(Figure record listings)
※
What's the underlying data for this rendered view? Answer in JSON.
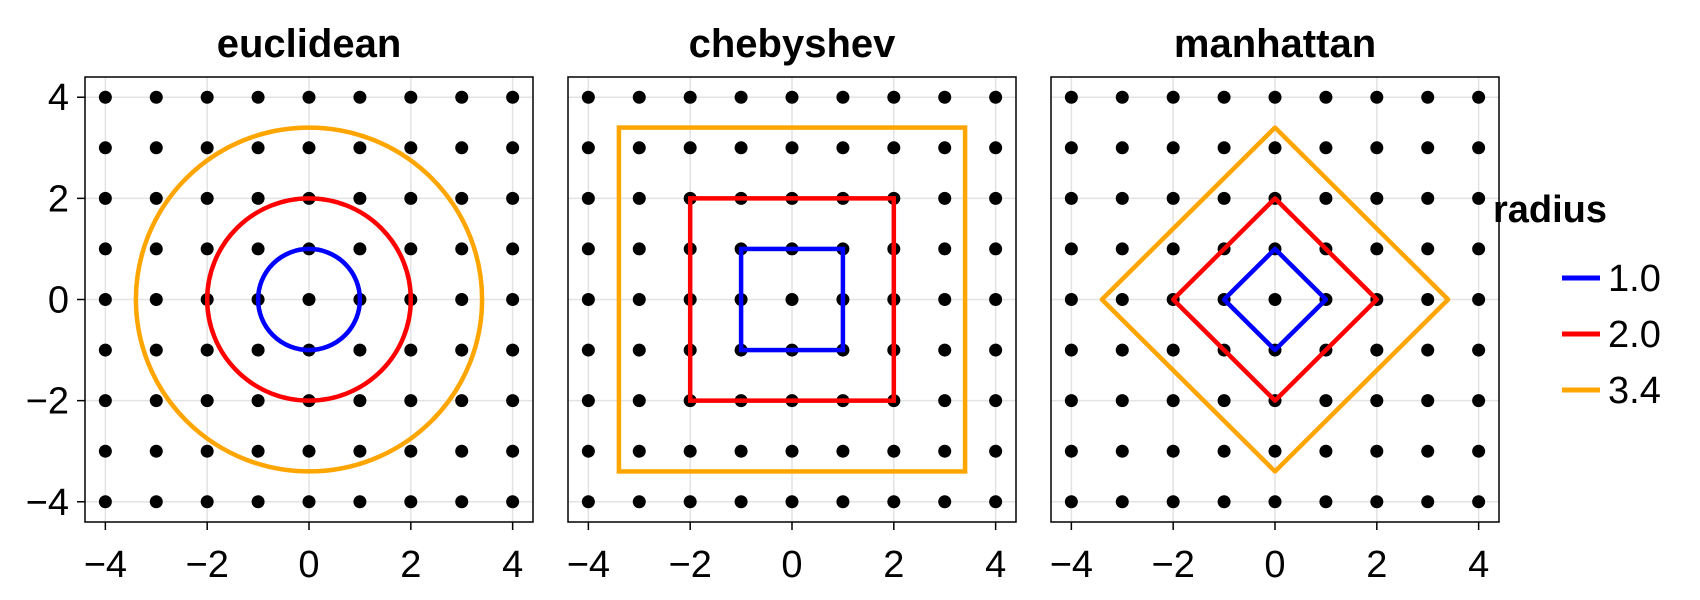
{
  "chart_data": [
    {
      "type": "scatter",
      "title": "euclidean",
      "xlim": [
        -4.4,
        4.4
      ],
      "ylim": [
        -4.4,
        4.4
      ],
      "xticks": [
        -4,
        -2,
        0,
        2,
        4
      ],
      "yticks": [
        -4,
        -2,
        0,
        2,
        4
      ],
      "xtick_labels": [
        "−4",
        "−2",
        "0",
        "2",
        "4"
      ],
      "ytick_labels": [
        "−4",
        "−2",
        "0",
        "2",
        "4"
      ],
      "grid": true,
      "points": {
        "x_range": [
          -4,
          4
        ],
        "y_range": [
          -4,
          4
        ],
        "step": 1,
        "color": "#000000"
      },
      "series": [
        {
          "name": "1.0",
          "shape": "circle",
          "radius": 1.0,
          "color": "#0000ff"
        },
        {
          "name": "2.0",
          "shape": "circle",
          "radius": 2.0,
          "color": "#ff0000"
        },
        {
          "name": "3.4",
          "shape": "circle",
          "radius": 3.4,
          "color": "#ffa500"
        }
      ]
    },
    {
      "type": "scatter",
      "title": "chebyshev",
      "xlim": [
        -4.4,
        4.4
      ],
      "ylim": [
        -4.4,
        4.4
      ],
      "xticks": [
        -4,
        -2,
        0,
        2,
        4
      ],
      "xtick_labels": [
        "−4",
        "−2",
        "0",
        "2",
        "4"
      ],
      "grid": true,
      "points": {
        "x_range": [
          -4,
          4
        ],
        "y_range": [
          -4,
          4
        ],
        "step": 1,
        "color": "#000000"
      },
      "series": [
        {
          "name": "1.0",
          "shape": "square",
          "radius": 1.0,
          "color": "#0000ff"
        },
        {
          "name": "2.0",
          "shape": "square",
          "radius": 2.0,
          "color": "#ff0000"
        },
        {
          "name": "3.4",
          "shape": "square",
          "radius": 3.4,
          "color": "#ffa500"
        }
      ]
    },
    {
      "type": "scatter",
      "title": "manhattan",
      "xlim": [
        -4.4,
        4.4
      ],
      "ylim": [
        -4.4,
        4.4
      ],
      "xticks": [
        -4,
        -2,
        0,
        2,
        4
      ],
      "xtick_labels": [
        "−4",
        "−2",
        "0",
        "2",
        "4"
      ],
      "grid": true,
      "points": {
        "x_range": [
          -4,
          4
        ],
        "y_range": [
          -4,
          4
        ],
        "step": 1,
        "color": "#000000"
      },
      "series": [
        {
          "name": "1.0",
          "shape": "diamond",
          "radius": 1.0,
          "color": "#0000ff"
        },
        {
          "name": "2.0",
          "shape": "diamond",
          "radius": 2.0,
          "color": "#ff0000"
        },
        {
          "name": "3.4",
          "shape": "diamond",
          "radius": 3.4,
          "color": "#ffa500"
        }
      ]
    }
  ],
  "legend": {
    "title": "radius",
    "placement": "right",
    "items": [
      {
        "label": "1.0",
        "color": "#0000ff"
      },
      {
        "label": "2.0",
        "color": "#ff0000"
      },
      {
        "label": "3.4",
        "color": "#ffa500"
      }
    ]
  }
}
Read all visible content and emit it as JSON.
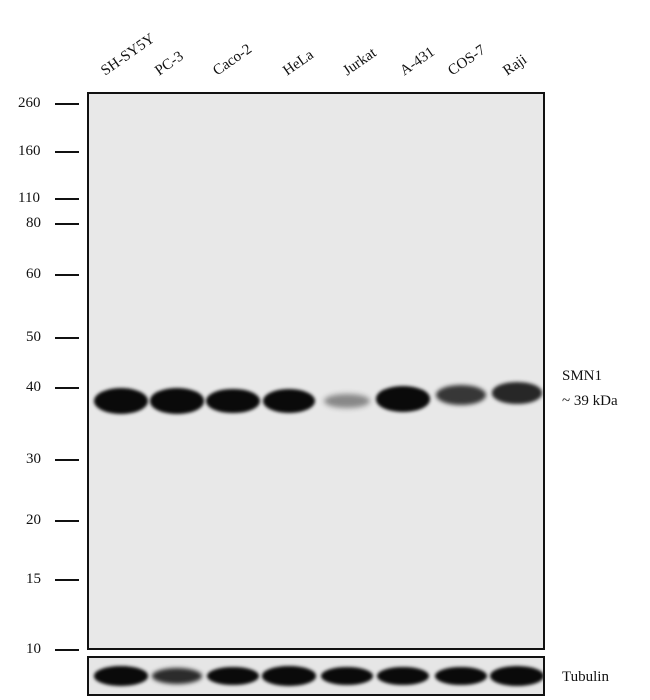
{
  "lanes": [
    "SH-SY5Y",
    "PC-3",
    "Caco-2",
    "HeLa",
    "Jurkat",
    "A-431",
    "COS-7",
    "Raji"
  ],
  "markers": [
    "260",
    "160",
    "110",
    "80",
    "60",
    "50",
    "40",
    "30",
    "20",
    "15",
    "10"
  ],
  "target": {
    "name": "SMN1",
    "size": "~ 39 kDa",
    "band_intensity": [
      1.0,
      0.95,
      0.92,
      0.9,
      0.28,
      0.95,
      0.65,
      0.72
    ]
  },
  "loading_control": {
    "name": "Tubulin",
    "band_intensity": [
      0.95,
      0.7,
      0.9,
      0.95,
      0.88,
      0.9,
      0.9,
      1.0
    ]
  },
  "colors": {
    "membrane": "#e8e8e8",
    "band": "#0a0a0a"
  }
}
※
- **EXERCISE BRIEF**
Quote all the lines above exactly as given. Do not include the pictures.

- **RIGHT ANSWER**
What's the underlying data for this rendered view? Answer in JSON.
{
  "chart_data": [
    {
      "type": "scatter",
      "title": "euclidean",
      "xlim": [
        -4.4,
        4.4
      ],
      "ylim": [
        -4.4,
        4.4
      ],
      "xticks": [
        -4,
        -2,
        0,
        2,
        4
      ],
      "yticks": [
        -4,
        -2,
        0,
        2,
        4
      ],
      "xtick_labels": [
        "−4",
        "−2",
        "0",
        "2",
        "4"
      ],
      "ytick_labels": [
        "−4",
        "−2",
        "0",
        "2",
        "4"
      ],
      "grid": true,
      "points": {
        "x_range": [
          -4,
          4
        ],
        "y_range": [
          -4,
          4
        ],
        "step": 1,
        "color": "#000000"
      },
      "series": [
        {
          "name": "1.0",
          "shape": "circle",
          "radius": 1.0,
          "color": "#0000ff"
        },
        {
          "name": "2.0",
          "shape": "circle",
          "radius": 2.0,
          "color": "#ff0000"
        },
        {
          "name": "3.4",
          "shape": "circle",
          "radius": 3.4,
          "color": "#ffa500"
        }
      ]
    },
    {
      "type": "scatter",
      "title": "chebyshev",
      "xlim": [
        -4.4,
        4.4
      ],
      "ylim": [
        -4.4,
        4.4
      ],
      "xticks": [
        -4,
        -2,
        0,
        2,
        4
      ],
      "xtick_labels": [
        "−4",
        "−2",
        "0",
        "2",
        "4"
      ],
      "grid": true,
      "points": {
        "x_range": [
          -4,
          4
        ],
        "y_range": [
          -4,
          4
        ],
        "step": 1,
        "color": "#000000"
      },
      "series": [
        {
          "name": "1.0",
          "shape": "square",
          "radius": 1.0,
          "color": "#0000ff"
        },
        {
          "name": "2.0",
          "shape": "square",
          "radius": 2.0,
          "color": "#ff0000"
        },
        {
          "name": "3.4",
          "shape": "square",
          "radius": 3.4,
          "color": "#ffa500"
        }
      ]
    },
    {
      "type": "scatter",
      "title": "manhattan",
      "xlim": [
        -4.4,
        4.4
      ],
      "ylim": [
        -4.4,
        4.4
      ],
      "xticks": [
        -4,
        -2,
        0,
        2,
        4
      ],
      "xtick_labels": [
        "−4",
        "−2",
        "0",
        "2",
        "4"
      ],
      "grid": true,
      "points": {
        "x_range": [
          -4,
          4
        ],
        "y_range": [
          -4,
          4
        ],
        "step": 1,
        "color": "#000000"
      },
      "series": [
        {
          "name": "1.0",
          "shape": "diamond",
          "radius": 1.0,
          "color": "#0000ff"
        },
        {
          "name": "2.0",
          "shape": "diamond",
          "radius": 2.0,
          "color": "#ff0000"
        },
        {
          "name": "3.4",
          "shape": "diamond",
          "radius": 3.4,
          "color": "#ffa500"
        }
      ]
    }
  ],
  "legend": {
    "title": "radius",
    "placement": "right",
    "items": [
      {
        "label": "1.0",
        "color": "#0000ff"
      },
      {
        "label": "2.0",
        "color": "#ff0000"
      },
      {
        "label": "3.4",
        "color": "#ffa500"
      }
    ]
  }
}
Read all visible content and emit it as JSON.
{
  "lanes": [
    "SH-SY5Y",
    "PC-3",
    "Caco-2",
    "HeLa",
    "Jurkat",
    "A-431",
    "COS-7",
    "Raji"
  ],
  "markers": [
    "260",
    "160",
    "110",
    "80",
    "60",
    "50",
    "40",
    "30",
    "20",
    "15",
    "10"
  ],
  "target": {
    "name": "SMN1",
    "size": "~ 39 kDa",
    "band_intensity": [
      1.0,
      0.95,
      0.92,
      0.9,
      0.28,
      0.95,
      0.65,
      0.72
    ]
  },
  "loading_control": {
    "name": "Tubulin",
    "band_intensity": [
      0.95,
      0.7,
      0.9,
      0.95,
      0.88,
      0.9,
      0.9,
      1.0
    ]
  },
  "colors": {
    "membrane": "#e8e8e8",
    "band": "#0a0a0a"
  }
}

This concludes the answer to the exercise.